Exercise brief: What you return should match every record exactly, with the images removed.

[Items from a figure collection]
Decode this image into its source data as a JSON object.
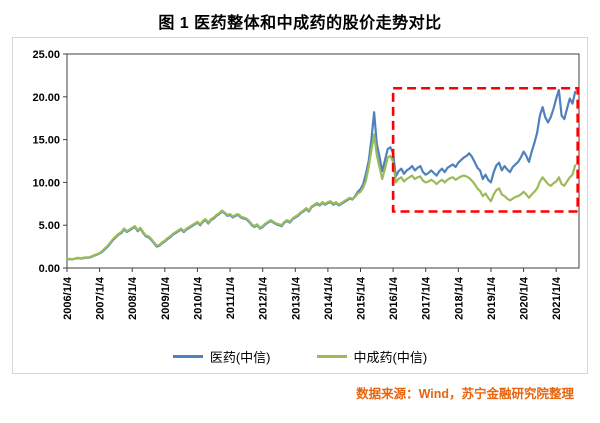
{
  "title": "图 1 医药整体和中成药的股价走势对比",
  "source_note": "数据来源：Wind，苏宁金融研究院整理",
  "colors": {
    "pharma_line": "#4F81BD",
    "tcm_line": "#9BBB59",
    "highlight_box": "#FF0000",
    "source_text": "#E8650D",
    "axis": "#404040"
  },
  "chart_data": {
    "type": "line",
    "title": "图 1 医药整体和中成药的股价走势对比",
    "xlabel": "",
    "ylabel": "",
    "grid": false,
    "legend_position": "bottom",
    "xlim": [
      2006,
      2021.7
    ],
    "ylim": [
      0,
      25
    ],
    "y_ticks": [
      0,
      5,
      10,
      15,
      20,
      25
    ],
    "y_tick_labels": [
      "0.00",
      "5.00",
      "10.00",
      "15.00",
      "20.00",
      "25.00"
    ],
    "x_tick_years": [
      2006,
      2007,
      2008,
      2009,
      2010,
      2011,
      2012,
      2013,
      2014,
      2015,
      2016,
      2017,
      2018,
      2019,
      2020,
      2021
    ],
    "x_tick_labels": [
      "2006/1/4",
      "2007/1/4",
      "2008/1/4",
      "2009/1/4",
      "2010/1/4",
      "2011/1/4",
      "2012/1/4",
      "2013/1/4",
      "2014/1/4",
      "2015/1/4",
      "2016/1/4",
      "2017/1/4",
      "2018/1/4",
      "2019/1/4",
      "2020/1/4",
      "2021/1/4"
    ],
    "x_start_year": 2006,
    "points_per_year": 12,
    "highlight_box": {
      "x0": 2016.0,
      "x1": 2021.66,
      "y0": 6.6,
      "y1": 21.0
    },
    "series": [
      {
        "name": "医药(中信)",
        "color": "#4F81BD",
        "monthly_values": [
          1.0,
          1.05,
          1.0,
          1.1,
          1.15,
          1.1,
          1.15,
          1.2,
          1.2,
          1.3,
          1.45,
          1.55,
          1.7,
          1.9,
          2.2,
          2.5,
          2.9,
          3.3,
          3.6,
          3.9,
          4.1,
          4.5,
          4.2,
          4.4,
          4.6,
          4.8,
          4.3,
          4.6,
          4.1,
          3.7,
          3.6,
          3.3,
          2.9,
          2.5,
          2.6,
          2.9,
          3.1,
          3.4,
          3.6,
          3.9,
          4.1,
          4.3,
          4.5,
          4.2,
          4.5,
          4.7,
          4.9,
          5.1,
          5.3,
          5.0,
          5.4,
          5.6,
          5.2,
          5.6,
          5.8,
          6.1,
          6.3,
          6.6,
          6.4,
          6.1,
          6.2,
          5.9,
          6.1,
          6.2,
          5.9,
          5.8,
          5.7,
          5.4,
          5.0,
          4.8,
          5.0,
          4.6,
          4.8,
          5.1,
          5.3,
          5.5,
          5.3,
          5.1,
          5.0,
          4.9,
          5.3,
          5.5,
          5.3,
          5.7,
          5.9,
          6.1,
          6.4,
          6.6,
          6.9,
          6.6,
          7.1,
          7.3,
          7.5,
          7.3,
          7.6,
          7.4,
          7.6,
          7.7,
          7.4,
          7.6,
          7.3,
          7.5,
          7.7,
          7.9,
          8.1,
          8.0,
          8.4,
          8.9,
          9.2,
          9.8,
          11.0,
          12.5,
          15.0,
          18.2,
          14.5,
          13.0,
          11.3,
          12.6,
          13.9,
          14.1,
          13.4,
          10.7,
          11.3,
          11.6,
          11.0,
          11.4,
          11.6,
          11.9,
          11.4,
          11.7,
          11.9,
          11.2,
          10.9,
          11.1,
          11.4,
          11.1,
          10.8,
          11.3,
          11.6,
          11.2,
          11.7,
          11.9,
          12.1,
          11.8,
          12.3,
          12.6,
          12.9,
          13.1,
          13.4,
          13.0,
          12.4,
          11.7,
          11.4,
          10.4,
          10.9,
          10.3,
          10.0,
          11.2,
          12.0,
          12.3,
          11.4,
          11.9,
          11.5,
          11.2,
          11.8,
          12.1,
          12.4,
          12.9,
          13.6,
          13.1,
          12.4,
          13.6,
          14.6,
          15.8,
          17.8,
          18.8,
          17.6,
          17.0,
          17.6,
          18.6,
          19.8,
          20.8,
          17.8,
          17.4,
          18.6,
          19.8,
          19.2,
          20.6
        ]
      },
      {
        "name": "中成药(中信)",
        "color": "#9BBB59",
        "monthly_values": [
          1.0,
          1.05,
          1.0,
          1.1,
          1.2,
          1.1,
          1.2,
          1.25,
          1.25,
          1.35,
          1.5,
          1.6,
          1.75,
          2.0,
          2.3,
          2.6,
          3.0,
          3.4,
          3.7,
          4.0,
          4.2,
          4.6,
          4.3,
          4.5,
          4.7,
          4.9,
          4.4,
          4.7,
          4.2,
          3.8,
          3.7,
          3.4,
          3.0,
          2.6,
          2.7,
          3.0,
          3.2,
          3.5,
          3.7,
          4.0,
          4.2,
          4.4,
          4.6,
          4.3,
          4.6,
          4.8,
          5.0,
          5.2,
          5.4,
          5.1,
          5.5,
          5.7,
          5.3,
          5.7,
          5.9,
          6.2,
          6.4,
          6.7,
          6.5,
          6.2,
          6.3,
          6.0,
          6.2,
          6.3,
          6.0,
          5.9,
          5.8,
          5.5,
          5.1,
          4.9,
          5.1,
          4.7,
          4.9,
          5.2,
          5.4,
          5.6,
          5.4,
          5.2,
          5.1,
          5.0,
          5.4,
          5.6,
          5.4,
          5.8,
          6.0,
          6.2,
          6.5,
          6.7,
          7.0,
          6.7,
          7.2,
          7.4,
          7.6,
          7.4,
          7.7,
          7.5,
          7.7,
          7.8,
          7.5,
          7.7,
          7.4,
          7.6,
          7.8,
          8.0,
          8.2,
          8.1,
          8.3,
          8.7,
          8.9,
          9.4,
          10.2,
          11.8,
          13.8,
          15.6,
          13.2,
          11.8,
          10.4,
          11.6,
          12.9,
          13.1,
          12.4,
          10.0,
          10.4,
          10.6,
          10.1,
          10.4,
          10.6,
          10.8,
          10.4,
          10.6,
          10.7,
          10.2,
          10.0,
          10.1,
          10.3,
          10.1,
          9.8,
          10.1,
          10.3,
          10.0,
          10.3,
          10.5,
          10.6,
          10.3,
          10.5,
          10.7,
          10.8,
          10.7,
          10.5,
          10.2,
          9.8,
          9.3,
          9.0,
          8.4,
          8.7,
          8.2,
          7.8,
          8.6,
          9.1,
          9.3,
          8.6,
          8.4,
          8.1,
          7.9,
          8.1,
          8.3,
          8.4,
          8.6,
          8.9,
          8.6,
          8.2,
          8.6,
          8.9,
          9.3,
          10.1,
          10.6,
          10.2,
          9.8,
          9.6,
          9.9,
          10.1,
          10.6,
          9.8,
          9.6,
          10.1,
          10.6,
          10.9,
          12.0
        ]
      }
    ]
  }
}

The output:
Decode this image into its source data as a JSON object.
{
  "title": "图 1 医药整体和中成药的股价走势对比",
  "source_note": "数据来源：Wind，苏宁金融研究院整理",
  "colors": {
    "pharma_line": "#4F81BD",
    "tcm_line": "#9BBB59",
    "highlight_box": "#FF0000",
    "source_text": "#E8650D",
    "axis": "#404040"
  },
  "chart_data": {
    "type": "line",
    "title": "图 1 医药整体和中成药的股价走势对比",
    "xlabel": "",
    "ylabel": "",
    "grid": false,
    "legend_position": "bottom",
    "xlim": [
      2006,
      2021.7
    ],
    "ylim": [
      0,
      25
    ],
    "y_ticks": [
      0,
      5,
      10,
      15,
      20,
      25
    ],
    "y_tick_labels": [
      "0.00",
      "5.00",
      "10.00",
      "15.00",
      "20.00",
      "25.00"
    ],
    "x_tick_years": [
      2006,
      2007,
      2008,
      2009,
      2010,
      2011,
      2012,
      2013,
      2014,
      2015,
      2016,
      2017,
      2018,
      2019,
      2020,
      2021
    ],
    "x_tick_labels": [
      "2006/1/4",
      "2007/1/4",
      "2008/1/4",
      "2009/1/4",
      "2010/1/4",
      "2011/1/4",
      "2012/1/4",
      "2013/1/4",
      "2014/1/4",
      "2015/1/4",
      "2016/1/4",
      "2017/1/4",
      "2018/1/4",
      "2019/1/4",
      "2020/1/4",
      "2021/1/4"
    ],
    "x_start_year": 2006,
    "points_per_year": 12,
    "highlight_box": {
      "x0": 2016.0,
      "x1": 2021.66,
      "y0": 6.6,
      "y1": 21.0
    },
    "series": [
      {
        "name": "医药(中信)",
        "color": "#4F81BD",
        "monthly_values": [
          1.0,
          1.05,
          1.0,
          1.1,
          1.15,
          1.1,
          1.15,
          1.2,
          1.2,
          1.3,
          1.45,
          1.55,
          1.7,
          1.9,
          2.2,
          2.5,
          2.9,
          3.3,
          3.6,
          3.9,
          4.1,
          4.5,
          4.2,
          4.4,
          4.6,
          4.8,
          4.3,
          4.6,
          4.1,
          3.7,
          3.6,
          3.3,
          2.9,
          2.5,
          2.6,
          2.9,
          3.1,
          3.4,
          3.6,
          3.9,
          4.1,
          4.3,
          4.5,
          4.2,
          4.5,
          4.7,
          4.9,
          5.1,
          5.3,
          5.0,
          5.4,
          5.6,
          5.2,
          5.6,
          5.8,
          6.1,
          6.3,
          6.6,
          6.4,
          6.1,
          6.2,
          5.9,
          6.1,
          6.2,
          5.9,
          5.8,
          5.7,
          5.4,
          5.0,
          4.8,
          5.0,
          4.6,
          4.8,
          5.1,
          5.3,
          5.5,
          5.3,
          5.1,
          5.0,
          4.9,
          5.3,
          5.5,
          5.3,
          5.7,
          5.9,
          6.1,
          6.4,
          6.6,
          6.9,
          6.6,
          7.1,
          7.3,
          7.5,
          7.3,
          7.6,
          7.4,
          7.6,
          7.7,
          7.4,
          7.6,
          7.3,
          7.5,
          7.7,
          7.9,
          8.1,
          8.0,
          8.4,
          8.9,
          9.2,
          9.8,
          11.0,
          12.5,
          15.0,
          18.2,
          14.5,
          13.0,
          11.3,
          12.6,
          13.9,
          14.1,
          13.4,
          10.7,
          11.3,
          11.6,
          11.0,
          11.4,
          11.6,
          11.9,
          11.4,
          11.7,
          11.9,
          11.2,
          10.9,
          11.1,
          11.4,
          11.1,
          10.8,
          11.3,
          11.6,
          11.2,
          11.7,
          11.9,
          12.1,
          11.8,
          12.3,
          12.6,
          12.9,
          13.1,
          13.4,
          13.0,
          12.4,
          11.7,
          11.4,
          10.4,
          10.9,
          10.3,
          10.0,
          11.2,
          12.0,
          12.3,
          11.4,
          11.9,
          11.5,
          11.2,
          11.8,
          12.1,
          12.4,
          12.9,
          13.6,
          13.1,
          12.4,
          13.6,
          14.6,
          15.8,
          17.8,
          18.8,
          17.6,
          17.0,
          17.6,
          18.6,
          19.8,
          20.8,
          17.8,
          17.4,
          18.6,
          19.8,
          19.2,
          20.6
        ]
      },
      {
        "name": "中成药(中信)",
        "color": "#9BBB59",
        "monthly_values": [
          1.0,
          1.05,
          1.0,
          1.1,
          1.2,
          1.1,
          1.2,
          1.25,
          1.25,
          1.35,
          1.5,
          1.6,
          1.75,
          2.0,
          2.3,
          2.6,
          3.0,
          3.4,
          3.7,
          4.0,
          4.2,
          4.6,
          4.3,
          4.5,
          4.7,
          4.9,
          4.4,
          4.7,
          4.2,
          3.8,
          3.7,
          3.4,
          3.0,
          2.6,
          2.7,
          3.0,
          3.2,
          3.5,
          3.7,
          4.0,
          4.2,
          4.4,
          4.6,
          4.3,
          4.6,
          4.8,
          5.0,
          5.2,
          5.4,
          5.1,
          5.5,
          5.7,
          5.3,
          5.7,
          5.9,
          6.2,
          6.4,
          6.7,
          6.5,
          6.2,
          6.3,
          6.0,
          6.2,
          6.3,
          6.0,
          5.9,
          5.8,
          5.5,
          5.1,
          4.9,
          5.1,
          4.7,
          4.9,
          5.2,
          5.4,
          5.6,
          5.4,
          5.2,
          5.1,
          5.0,
          5.4,
          5.6,
          5.4,
          5.8,
          6.0,
          6.2,
          6.5,
          6.7,
          7.0,
          6.7,
          7.2,
          7.4,
          7.6,
          7.4,
          7.7,
          7.5,
          7.7,
          7.8,
          7.5,
          7.7,
          7.4,
          7.6,
          7.8,
          8.0,
          8.2,
          8.1,
          8.3,
          8.7,
          8.9,
          9.4,
          10.2,
          11.8,
          13.8,
          15.6,
          13.2,
          11.8,
          10.4,
          11.6,
          12.9,
          13.1,
          12.4,
          10.0,
          10.4,
          10.6,
          10.1,
          10.4,
          10.6,
          10.8,
          10.4,
          10.6,
          10.7,
          10.2,
          10.0,
          10.1,
          10.3,
          10.1,
          9.8,
          10.1,
          10.3,
          10.0,
          10.3,
          10.5,
          10.6,
          10.3,
          10.5,
          10.7,
          10.8,
          10.7,
          10.5,
          10.2,
          9.8,
          9.3,
          9.0,
          8.4,
          8.7,
          8.2,
          7.8,
          8.6,
          9.1,
          9.3,
          8.6,
          8.4,
          8.1,
          7.9,
          8.1,
          8.3,
          8.4,
          8.6,
          8.9,
          8.6,
          8.2,
          8.6,
          8.9,
          9.3,
          10.1,
          10.6,
          10.2,
          9.8,
          9.6,
          9.9,
          10.1,
          10.6,
          9.8,
          9.6,
          10.1,
          10.6,
          10.9,
          12.0
        ]
      }
    ]
  }
}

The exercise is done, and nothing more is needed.